● **INSTRUCTIONS FOR THE TASK**:
Gather up all lines that carry the word "marker".

□ □ □ □ □ □ □

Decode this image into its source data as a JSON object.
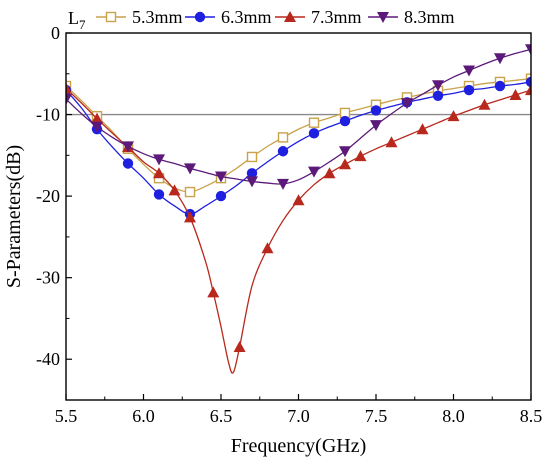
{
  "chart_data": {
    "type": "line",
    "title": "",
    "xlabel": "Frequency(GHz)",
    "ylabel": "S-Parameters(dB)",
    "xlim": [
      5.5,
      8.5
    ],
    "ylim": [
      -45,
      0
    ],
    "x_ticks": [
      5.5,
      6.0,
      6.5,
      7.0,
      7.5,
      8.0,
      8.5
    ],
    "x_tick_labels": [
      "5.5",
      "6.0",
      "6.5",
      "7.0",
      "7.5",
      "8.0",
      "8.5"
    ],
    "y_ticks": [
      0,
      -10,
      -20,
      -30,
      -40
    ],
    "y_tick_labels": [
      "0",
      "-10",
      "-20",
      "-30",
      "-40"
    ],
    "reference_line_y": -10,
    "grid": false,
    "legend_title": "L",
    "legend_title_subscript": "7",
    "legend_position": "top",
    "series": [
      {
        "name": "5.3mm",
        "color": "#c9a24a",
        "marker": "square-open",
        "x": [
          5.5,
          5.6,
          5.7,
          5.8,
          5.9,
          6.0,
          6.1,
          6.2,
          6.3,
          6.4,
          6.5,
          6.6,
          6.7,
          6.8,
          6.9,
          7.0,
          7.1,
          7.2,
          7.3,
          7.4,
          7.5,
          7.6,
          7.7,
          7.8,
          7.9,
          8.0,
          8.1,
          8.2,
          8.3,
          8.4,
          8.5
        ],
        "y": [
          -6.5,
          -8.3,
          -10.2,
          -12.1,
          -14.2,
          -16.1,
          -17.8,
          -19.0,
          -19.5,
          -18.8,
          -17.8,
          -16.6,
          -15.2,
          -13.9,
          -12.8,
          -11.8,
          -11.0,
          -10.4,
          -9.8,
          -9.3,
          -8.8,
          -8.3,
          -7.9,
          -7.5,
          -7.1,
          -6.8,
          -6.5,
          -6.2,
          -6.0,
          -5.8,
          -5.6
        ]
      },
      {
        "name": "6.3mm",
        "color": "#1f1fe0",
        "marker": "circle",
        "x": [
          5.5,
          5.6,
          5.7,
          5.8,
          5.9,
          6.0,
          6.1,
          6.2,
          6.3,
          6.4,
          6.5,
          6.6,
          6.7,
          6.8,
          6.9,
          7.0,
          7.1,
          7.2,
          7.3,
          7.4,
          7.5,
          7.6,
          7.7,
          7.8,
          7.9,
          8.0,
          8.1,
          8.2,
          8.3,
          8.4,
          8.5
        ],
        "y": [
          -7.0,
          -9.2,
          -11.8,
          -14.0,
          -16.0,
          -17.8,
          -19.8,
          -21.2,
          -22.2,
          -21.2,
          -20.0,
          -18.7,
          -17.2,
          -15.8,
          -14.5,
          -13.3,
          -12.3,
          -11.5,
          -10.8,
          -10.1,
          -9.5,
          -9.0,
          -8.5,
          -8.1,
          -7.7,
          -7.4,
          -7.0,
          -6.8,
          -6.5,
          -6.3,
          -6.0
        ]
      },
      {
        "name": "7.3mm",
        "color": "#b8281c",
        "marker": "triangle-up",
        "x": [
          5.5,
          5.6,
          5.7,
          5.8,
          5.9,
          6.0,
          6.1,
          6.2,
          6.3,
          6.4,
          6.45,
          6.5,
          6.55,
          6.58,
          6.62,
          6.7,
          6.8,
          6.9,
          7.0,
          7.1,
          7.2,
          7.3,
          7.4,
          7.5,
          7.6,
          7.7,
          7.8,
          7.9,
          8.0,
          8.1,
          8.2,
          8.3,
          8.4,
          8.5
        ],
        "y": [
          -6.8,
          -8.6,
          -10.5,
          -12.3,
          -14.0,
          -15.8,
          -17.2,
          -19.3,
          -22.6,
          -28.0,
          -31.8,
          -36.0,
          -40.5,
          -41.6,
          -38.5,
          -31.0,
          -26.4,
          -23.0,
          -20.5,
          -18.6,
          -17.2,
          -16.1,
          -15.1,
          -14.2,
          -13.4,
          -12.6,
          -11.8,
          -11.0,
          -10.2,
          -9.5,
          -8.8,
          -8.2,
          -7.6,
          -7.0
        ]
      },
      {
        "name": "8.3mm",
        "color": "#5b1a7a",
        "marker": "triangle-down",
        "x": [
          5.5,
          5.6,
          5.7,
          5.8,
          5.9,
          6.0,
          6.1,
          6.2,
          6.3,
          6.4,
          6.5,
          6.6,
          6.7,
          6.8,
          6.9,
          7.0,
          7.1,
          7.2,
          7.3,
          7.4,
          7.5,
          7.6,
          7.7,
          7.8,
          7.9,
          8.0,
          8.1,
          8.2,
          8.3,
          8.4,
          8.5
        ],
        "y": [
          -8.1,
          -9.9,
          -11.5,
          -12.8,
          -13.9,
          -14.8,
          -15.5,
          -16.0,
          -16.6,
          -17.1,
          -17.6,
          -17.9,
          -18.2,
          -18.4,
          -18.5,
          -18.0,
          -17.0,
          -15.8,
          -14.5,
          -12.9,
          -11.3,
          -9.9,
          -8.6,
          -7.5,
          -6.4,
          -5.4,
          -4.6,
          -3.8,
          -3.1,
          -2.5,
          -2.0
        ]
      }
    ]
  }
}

□ □ □ □ □ □ □

● **TASK SOLUTION**:
        "marker": "square-open",
        "marker": "circle",
        "marker": "triangle-up",
        "marker": "triangle-down",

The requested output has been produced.